[STATED TASK]
Reproduce the listing word for word, leaving every picture behind.

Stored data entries
>> begin
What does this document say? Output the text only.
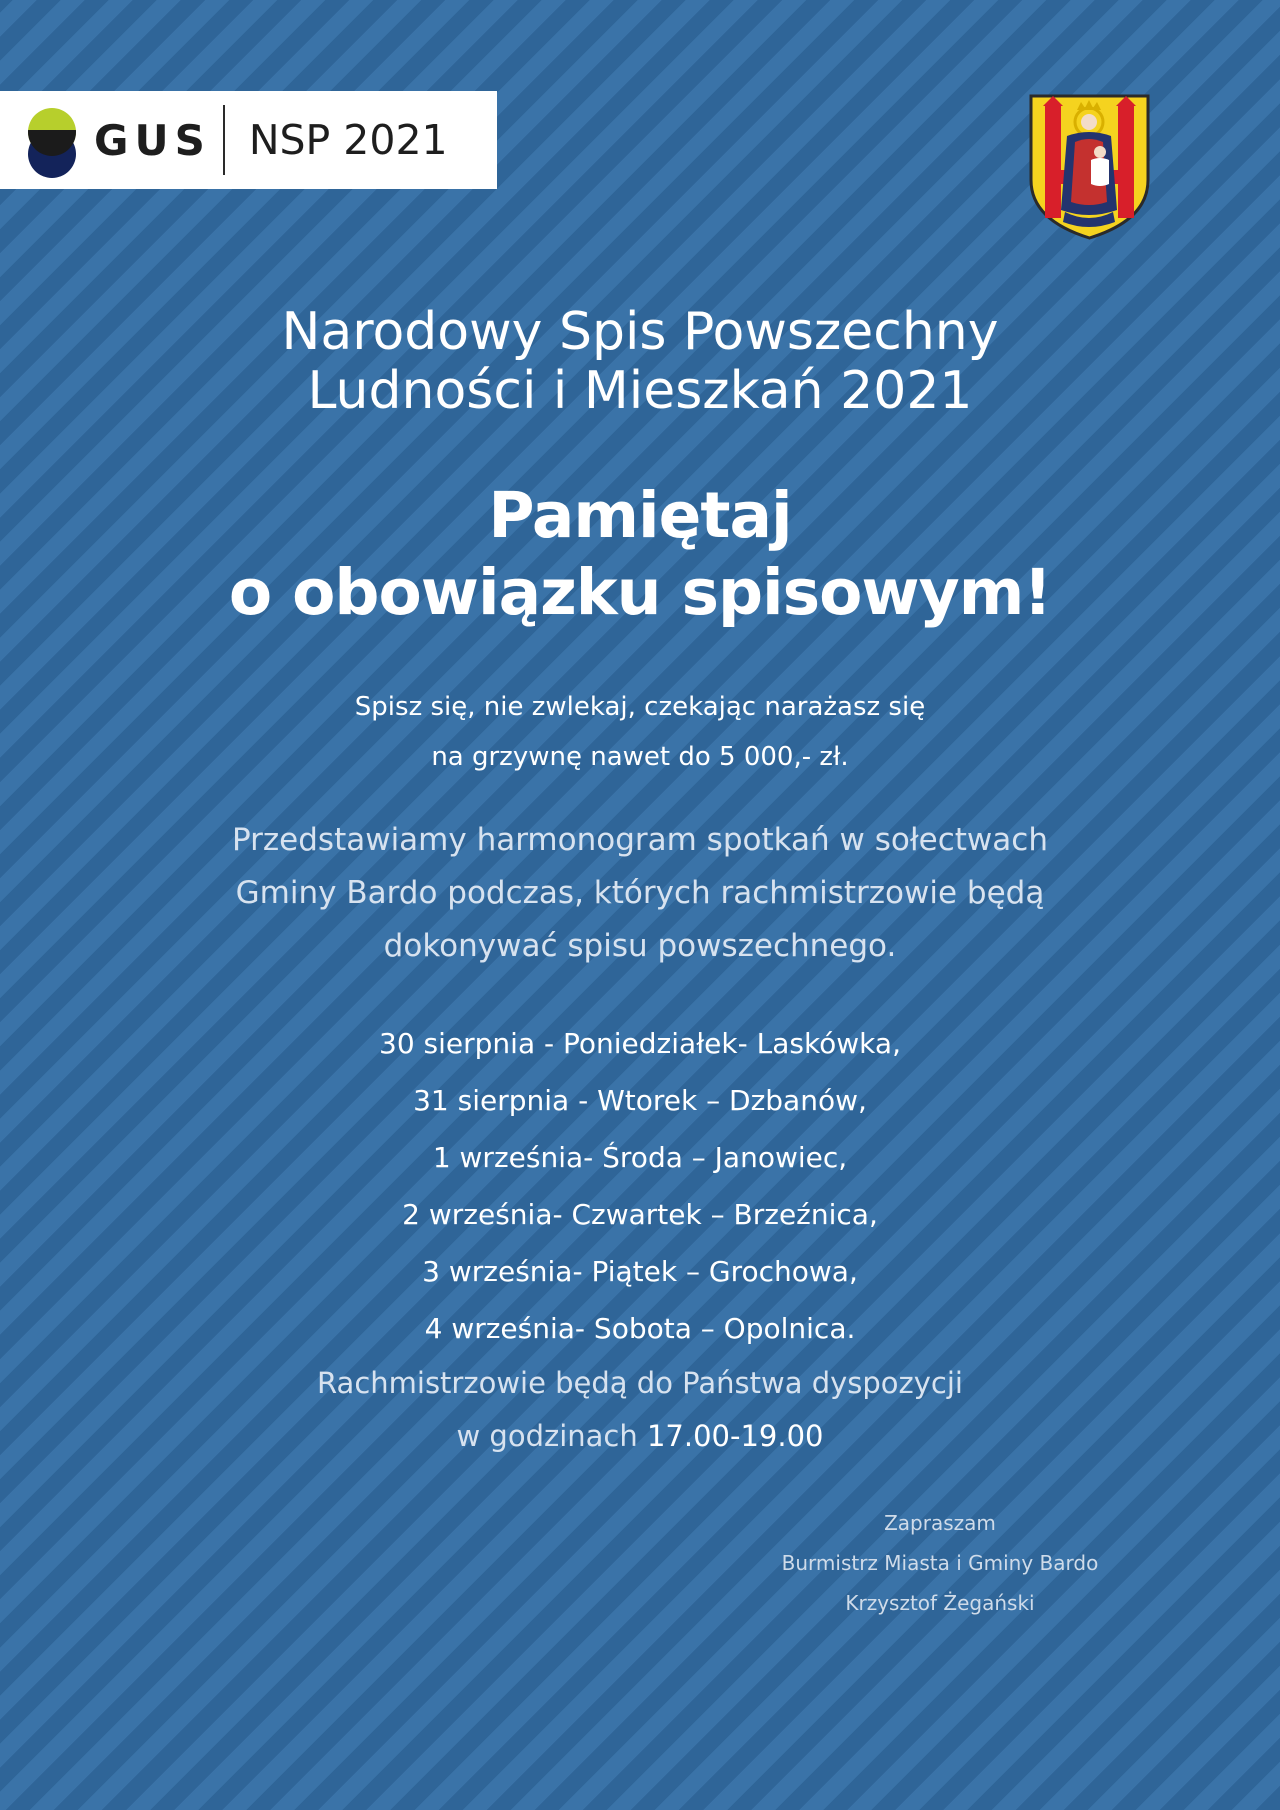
GUS NSP 2021
Narodowy Spis Powszechny
Ludności i Mieszkań 2021
Pamiętaj
o obowiązku spisowym!

Spisz się, nie zwlekaj, czekając narażasz się
na grzywnę nawet do 5 000,- zł.

Przedstawiamy harmonogram spotkań w sołectwach
Gminy Bardo podczas, których rachmistrzowie będą
dokonywać spisu powszechnego.

30 sierpnia - Poniedziałek- Laskówka,
31 sierpnia - Wtorek – Dzbanów,
1 września- Środa – Janowiec,
2 września- Czwartek – Brzeźnica,
3 września- Piątek – Grochowa,
4 września- Sobota – Opolnica.

Rachmistrzowie będą do Państwa dyspozycji
w godzinach 17.00-19.00

Zapraszam
Burmistrz Miasta i Gminy Bardo
Krzysztof Żegański
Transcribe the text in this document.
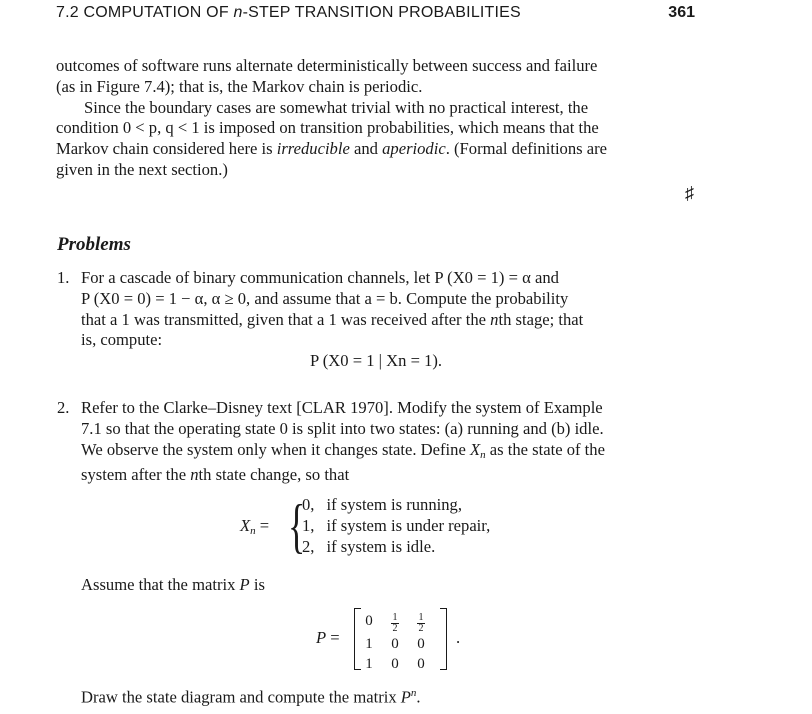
7.2 COMPUTATION OF n-STEP TRANSITION PROBABILITIES	361
outcomes of software runs alternate deterministically between success and failure
(as in Figure 7.4); that is, the Markov chain is periodic.
Since the boundary cases are somewhat trivial with no practical interest, the
condition 0 < p, q < 1 is imposed on transition probabilities, which means that the
Markov chain considered here is irreducible and aperiodic. (Formal definitions are
given in the next section.)
♯
Problems
1. For a cascade of binary communication channels, let P (X0 = 1) = α and
P (X0 = 0) = 1 − α, α ≥ 0, and assume that a = b. Compute the probability
that a 1 was transmitted, given that a 1 was received after the nth stage; that
is, compute:
P (X0 = 1 | Xn = 1).
2. Refer to the Clarke–Disney text [CLAR 1970]. Modify the system of Example
7.1 so that the operating state 0 is split into two states: (a) running and (b) idle.
We observe the system only when it changes state. Define $X_n$ as the state of the
system after the nth state change, so that
$X_n$ = {
0,	if system is running,
1,	if system is under repair,
2,	if system is idle.
Assume that the matrix P is
P =
0	$\frac{1}{2}$	$\frac{1}{2}$

1	0	0
1	0	0
.
Draw the state diagram and compute the matrix $P^n$.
>> end
[EXERCISE OUTPUT]
What does this document say? Output the text only.
GUS NSP 2021
Narodowy Spis Powszechny
Ludności i Mieszkań 2021
Pamiętaj
o obowiązku spisowym!

Spisz się, nie zwlekaj, czekając narażasz się
na grzywnę nawet do 5 000,- zł.

Przedstawiamy harmonogram spotkań w sołectwach
Gminy Bardo podczas, których rachmistrzowie będą
dokonywać spisu powszechnego.

30 sierpnia - Poniedziałek- Laskówka,
31 sierpnia - Wtorek – Dzbanów,
1 września- Środa – Janowiec,
2 września- Czwartek – Brzeźnica,
3 września- Piątek – Grochowa,
4 września- Sobota – Opolnica.

Rachmistrzowie będą do Państwa dyspozycji
w godzinach 17.00-19.00

Zapraszam
Burmistrz Miasta i Gminy Bardo
Krzysztof Żegański
Transcribe the text in this document.
7.2 COMPUTATION OF n-STEP TRANSITION PROBABILITIES	361
outcomes of software runs alternate deterministically between success and failure
(as in Figure 7.4); that is, the Markov chain is periodic.
Since the boundary cases are somewhat trivial with no practical interest, the
condition 0 < p, q < 1 is imposed on transition probabilities, which means that the
Markov chain considered here is irreducible and aperiodic. (Formal definitions are
given in the next section.)
♯
Problems
1. For a cascade of binary communication channels, let P (X0 = 1) = α and
P (X0 = 0) = 1 − α, α ≥ 0, and assume that a = b. Compute the probability
that a 1 was transmitted, given that a 1 was received after the nth stage; that
is, compute:
P (X0 = 1 | Xn = 1).
2. Refer to the Clarke–Disney text [CLAR 1970]. Modify the system of Example
7.1 so that the operating state 0 is split into two states: (a) running and (b) idle.
We observe the system only when it changes state. Define $X_n$ as the state of the
system after the nth state change, so that
$X_n$ = {
0,	if system is running,
1,	if system is under repair,
2,	if system is idle.
Assume that the matrix P is
P =
0	$\frac{1}{2}$	$\frac{1}{2}$

1	0	0
1	0	0
.
Draw the state diagram and compute the matrix $P^n$.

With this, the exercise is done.